EXERCISE: Only the number is wanted: how many lines hold the word "profitto"?

MATERIALS PROVIDED:
----

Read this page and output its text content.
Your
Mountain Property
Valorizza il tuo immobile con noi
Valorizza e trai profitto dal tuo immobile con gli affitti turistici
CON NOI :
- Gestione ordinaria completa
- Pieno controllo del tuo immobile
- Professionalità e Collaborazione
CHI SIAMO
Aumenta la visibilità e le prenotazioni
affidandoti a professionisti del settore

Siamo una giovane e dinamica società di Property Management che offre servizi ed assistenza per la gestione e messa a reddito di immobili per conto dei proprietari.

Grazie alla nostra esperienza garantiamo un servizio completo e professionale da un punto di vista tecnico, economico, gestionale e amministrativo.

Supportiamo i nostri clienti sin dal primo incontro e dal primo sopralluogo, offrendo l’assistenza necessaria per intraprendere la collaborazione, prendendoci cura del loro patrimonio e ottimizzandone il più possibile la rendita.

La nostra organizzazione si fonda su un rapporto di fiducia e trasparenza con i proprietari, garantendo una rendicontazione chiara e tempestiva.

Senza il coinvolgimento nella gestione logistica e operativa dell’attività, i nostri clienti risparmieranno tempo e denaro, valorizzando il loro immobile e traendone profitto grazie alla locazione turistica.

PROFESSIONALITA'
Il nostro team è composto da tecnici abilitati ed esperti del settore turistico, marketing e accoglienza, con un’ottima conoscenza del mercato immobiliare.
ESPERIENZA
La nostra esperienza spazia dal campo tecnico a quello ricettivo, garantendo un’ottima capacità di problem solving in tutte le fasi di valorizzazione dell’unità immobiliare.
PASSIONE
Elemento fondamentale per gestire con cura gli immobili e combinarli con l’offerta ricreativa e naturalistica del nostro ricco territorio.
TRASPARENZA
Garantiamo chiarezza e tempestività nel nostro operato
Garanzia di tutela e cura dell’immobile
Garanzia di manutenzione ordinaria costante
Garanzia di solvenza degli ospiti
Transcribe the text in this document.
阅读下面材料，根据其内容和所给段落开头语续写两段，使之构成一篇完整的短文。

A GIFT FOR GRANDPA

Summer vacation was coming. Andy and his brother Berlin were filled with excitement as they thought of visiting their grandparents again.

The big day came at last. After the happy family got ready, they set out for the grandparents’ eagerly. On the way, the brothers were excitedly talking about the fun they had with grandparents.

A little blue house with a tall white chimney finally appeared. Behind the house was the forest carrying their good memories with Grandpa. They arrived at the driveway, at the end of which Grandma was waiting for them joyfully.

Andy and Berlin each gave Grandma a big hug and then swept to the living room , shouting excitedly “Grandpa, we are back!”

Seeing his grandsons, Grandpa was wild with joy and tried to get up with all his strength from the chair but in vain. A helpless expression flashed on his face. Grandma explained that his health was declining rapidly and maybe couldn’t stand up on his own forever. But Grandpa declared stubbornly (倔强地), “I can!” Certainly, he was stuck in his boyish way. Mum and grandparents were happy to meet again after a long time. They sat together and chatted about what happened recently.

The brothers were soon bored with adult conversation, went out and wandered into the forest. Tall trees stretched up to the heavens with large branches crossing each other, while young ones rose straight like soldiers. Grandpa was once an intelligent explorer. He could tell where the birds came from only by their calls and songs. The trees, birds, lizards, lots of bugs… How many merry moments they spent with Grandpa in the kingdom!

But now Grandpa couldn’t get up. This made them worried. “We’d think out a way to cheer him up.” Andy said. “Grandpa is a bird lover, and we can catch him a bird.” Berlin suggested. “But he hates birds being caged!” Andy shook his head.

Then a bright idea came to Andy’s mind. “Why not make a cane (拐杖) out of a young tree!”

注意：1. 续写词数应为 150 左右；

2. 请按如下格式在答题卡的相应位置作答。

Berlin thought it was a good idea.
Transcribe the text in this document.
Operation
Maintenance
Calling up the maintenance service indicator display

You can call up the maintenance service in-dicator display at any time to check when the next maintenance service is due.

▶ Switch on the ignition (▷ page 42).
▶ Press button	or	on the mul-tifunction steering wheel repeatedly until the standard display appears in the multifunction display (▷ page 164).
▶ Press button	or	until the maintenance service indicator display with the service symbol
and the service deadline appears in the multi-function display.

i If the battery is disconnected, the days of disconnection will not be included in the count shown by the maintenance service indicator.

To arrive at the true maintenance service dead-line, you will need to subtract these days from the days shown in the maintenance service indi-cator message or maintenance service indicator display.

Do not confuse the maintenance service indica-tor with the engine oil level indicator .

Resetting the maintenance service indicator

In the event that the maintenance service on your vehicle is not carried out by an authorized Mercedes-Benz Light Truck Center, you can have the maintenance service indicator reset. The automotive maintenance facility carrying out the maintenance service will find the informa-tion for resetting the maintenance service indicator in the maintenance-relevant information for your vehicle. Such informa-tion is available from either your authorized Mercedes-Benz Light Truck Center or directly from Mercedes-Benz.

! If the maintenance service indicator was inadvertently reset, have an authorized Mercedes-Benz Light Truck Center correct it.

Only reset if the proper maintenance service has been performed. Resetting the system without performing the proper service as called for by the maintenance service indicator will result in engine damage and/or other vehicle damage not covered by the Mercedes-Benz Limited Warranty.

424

----

TASK RESULT: 2